Figure data in JSON:
┌──

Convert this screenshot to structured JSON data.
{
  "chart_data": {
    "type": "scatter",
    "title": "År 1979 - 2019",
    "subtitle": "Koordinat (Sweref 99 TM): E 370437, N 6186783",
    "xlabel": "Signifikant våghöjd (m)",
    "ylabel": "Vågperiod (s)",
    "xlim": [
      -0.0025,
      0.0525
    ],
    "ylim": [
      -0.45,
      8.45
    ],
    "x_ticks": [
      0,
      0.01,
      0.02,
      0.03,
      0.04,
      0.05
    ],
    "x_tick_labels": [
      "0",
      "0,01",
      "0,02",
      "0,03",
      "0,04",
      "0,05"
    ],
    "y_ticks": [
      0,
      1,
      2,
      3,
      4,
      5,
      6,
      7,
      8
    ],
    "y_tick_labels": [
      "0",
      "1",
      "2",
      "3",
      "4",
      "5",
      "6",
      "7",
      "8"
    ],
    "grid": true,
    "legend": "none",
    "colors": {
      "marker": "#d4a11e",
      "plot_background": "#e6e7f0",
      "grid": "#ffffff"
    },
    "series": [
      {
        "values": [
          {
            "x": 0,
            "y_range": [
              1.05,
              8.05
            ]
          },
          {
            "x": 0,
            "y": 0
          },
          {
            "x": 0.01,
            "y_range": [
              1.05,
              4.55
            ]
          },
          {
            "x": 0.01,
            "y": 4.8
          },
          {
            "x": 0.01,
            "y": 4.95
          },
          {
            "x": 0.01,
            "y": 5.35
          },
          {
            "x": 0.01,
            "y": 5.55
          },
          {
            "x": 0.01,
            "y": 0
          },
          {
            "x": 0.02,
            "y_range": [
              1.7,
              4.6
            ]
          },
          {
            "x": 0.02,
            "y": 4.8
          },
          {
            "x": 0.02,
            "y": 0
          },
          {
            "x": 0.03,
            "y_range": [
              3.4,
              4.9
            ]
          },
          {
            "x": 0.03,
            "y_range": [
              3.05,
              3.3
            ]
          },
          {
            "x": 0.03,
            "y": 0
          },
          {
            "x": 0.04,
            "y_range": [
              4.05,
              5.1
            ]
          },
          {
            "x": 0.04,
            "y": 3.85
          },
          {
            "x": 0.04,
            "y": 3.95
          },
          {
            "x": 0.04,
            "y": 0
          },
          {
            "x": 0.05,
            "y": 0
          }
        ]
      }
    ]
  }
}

└──

EXERCISE REQUIREMENTS:
Extract the full listing above without altering anything.

RESULT OF THIS EXERCISE:
Convert this screenshot to structured JSON data.
{
  "chart_data": {
    "type": "scatter",
    "title": "År 1979 - 2019",
    "subtitle": "Koordinat (Sweref 99 TM): E 370437, N 6186783",
    "xlabel": "Signifikant våghöjd (m)",
    "ylabel": "Vågperiod (s)",
    "xlim": [
      -0.0025,
      0.0525
    ],
    "ylim": [
      -0.45,
      8.45
    ],
    "x_ticks": [
      0,
      0.01,
      0.02,
      0.03,
      0.04,
      0.05
    ],
    "x_tick_labels": [
      "0",
      "0,01",
      "0,02",
      "0,03",
      "0,04",
      "0,05"
    ],
    "y_ticks": [
      0,
      1,
      2,
      3,
      4,
      5,
      6,
      7,
      8
    ],
    "y_tick_labels": [
      "0",
      "1",
      "2",
      "3",
      "4",
      "5",
      "6",
      "7",
      "8"
    ],
    "grid": true,
    "legend": "none",
    "colors": {
      "marker": "#d4a11e",
      "plot_background": "#e6e7f0",
      "grid": "#ffffff"
    },
    "series": [
      {
        "values": [
          {
            "x": 0,
            "y_range": [
              1.05,
              8.05
            ]
          },
          {
            "x": 0,
            "y": 0
          },
          {
            "x": 0.01,
            "y_range": [
              1.05,
              4.55
            ]
          },
          {
            "x": 0.01,
            "y": 4.8
          },
          {
            "x": 0.01,
            "y": 4.95
          },
          {
            "x": 0.01,
            "y": 5.35
          },
          {
            "x": 0.01,
            "y": 5.55
          },
          {
            "x": 0.01,
            "y": 0
          },
          {
            "x": 0.02,
            "y_range": [
              1.7,
              4.6
            ]
          },
          {
            "x": 0.02,
            "y": 4.8
          },
          {
            "x": 0.02,
            "y": 0
          },
          {
            "x": 0.03,
            "y_range": [
              3.4,
              4.9
            ]
          },
          {
            "x": 0.03,
            "y_range": [
              3.05,
              3.3
            ]
          },
          {
            "x": 0.03,
            "y": 0
          },
          {
            "x": 0.04,
            "y_range": [
              4.05,
              5.1
            ]
          },
          {
            "x": 0.04,
            "y": 3.85
          },
          {
            "x": 0.04,
            "y": 3.95
          },
          {
            "x": 0.04,
            "y": 0
          },
          {
            "x": 0.05,
            "y": 0
          }
        ]
      }
    ]
  }
}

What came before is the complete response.